Begin ITEMS

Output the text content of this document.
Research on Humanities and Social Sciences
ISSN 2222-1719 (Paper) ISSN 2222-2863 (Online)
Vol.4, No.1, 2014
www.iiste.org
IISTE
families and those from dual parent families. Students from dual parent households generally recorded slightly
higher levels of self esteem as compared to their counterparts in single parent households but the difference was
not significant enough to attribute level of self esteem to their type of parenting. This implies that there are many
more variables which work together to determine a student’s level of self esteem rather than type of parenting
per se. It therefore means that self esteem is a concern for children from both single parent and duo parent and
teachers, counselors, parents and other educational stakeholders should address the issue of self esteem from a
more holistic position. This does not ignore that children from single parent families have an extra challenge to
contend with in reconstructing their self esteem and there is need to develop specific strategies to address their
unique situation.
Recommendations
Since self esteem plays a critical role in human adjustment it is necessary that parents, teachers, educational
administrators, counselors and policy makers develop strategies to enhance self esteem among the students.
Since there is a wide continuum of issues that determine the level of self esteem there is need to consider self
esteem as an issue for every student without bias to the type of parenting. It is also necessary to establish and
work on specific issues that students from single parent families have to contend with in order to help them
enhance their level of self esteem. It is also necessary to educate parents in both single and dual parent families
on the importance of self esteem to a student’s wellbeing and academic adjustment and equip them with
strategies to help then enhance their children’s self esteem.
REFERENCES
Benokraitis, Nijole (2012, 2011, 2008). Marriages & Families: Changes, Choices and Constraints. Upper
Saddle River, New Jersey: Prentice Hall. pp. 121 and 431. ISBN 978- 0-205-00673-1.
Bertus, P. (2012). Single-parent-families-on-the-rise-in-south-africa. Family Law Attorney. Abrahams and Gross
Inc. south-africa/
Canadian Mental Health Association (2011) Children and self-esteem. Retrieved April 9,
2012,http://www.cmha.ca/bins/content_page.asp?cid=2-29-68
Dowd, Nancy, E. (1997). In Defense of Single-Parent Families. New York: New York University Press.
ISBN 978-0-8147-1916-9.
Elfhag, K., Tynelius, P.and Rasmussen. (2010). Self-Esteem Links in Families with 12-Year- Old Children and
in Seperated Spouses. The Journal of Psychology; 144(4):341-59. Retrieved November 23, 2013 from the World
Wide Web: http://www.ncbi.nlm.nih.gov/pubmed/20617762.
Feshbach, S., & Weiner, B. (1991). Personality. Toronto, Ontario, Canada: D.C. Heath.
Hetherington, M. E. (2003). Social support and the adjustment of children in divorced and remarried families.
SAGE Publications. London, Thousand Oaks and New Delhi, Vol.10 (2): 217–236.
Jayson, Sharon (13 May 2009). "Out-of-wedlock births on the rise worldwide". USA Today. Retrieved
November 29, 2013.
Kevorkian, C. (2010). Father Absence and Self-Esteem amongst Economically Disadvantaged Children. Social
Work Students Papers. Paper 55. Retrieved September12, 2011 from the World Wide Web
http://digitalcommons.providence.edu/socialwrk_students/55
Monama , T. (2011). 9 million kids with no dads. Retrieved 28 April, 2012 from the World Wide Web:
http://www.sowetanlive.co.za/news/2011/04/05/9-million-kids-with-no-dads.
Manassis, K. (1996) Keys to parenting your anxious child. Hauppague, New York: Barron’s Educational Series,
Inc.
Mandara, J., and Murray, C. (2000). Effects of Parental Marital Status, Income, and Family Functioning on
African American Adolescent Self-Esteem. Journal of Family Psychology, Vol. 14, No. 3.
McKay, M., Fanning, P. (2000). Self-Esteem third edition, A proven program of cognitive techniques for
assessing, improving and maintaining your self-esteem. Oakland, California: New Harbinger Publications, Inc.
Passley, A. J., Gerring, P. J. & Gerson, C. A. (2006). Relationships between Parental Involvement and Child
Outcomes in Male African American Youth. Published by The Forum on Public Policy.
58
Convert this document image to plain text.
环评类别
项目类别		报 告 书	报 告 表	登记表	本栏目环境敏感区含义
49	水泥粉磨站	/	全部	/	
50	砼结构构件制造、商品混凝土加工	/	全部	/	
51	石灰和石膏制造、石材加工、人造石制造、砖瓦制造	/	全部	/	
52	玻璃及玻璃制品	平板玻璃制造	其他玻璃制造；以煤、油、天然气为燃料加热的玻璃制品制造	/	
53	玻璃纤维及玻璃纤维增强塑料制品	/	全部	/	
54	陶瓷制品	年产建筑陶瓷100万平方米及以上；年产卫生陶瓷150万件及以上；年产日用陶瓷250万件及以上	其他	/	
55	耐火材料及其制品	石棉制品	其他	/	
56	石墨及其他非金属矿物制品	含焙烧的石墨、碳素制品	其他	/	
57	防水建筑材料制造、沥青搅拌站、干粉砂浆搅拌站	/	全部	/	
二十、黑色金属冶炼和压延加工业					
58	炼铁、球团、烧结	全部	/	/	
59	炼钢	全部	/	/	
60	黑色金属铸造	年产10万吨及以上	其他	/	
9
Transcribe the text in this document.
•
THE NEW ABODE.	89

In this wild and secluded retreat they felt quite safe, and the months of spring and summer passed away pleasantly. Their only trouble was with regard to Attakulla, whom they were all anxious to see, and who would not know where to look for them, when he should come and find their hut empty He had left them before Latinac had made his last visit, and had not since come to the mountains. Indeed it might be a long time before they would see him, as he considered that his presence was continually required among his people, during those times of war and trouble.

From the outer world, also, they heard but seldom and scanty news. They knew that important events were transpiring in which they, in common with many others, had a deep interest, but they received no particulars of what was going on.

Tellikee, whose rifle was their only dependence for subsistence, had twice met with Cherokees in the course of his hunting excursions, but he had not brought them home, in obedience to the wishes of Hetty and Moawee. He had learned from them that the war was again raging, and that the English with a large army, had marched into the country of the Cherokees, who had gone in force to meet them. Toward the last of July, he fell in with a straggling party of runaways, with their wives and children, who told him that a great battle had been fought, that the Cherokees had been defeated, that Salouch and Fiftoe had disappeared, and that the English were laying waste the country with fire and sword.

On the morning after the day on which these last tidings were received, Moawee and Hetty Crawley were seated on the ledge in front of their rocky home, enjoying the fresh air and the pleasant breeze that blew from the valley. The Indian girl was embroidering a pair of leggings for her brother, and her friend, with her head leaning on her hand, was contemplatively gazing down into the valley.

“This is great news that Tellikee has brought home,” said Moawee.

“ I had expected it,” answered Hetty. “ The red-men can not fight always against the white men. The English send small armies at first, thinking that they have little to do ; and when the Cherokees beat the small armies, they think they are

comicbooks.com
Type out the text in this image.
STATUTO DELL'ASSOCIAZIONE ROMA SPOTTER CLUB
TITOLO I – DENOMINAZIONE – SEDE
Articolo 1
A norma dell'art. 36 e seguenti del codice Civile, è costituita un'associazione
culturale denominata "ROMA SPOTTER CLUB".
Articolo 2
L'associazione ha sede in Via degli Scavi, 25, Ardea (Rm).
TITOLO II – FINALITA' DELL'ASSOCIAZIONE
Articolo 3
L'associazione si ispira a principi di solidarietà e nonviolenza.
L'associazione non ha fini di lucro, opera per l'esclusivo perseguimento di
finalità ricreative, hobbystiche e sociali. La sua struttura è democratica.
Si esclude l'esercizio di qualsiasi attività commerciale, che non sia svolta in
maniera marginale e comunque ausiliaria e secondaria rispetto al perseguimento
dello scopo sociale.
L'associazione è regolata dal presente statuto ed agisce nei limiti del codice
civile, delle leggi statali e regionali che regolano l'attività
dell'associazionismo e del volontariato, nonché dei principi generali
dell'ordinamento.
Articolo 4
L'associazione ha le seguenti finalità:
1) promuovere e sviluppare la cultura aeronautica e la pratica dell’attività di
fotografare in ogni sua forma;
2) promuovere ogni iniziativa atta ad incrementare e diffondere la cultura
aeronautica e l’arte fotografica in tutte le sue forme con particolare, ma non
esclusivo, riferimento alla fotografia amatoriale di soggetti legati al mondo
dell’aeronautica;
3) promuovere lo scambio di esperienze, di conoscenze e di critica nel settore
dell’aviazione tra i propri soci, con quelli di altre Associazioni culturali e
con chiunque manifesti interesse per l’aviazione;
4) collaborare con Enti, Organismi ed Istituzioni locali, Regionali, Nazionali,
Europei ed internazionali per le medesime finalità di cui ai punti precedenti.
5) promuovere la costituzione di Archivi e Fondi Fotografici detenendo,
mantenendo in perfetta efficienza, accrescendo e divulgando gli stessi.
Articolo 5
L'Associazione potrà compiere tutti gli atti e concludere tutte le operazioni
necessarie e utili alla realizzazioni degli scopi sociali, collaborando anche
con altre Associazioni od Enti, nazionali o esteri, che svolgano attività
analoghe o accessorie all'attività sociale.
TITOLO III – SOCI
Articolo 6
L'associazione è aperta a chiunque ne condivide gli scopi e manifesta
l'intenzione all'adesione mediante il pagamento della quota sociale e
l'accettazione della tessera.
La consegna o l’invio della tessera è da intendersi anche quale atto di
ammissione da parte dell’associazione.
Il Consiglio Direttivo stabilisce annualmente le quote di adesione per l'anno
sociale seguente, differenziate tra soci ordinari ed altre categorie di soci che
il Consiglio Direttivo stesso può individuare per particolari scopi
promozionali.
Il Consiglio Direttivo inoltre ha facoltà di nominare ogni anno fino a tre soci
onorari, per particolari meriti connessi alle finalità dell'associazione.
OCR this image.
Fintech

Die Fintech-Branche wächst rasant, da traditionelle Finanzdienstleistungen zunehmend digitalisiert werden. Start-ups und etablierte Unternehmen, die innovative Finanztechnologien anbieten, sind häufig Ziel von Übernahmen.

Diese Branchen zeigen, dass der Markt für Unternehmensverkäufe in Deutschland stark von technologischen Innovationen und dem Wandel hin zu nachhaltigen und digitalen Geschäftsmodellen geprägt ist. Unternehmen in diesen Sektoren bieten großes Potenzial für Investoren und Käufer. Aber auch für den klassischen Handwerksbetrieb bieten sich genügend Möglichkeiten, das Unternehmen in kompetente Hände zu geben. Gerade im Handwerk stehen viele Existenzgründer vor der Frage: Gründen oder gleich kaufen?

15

End ITEMS

THE REQUEST: Look through the material above. Copy each line where the word "determine" appears.

EXERCISE ANSWER:
more variables which work together to determine a student’s level of self esteem rather than type of parenting
Since there is a wide continuum of issues that determine the level of self esteem there is need to consider self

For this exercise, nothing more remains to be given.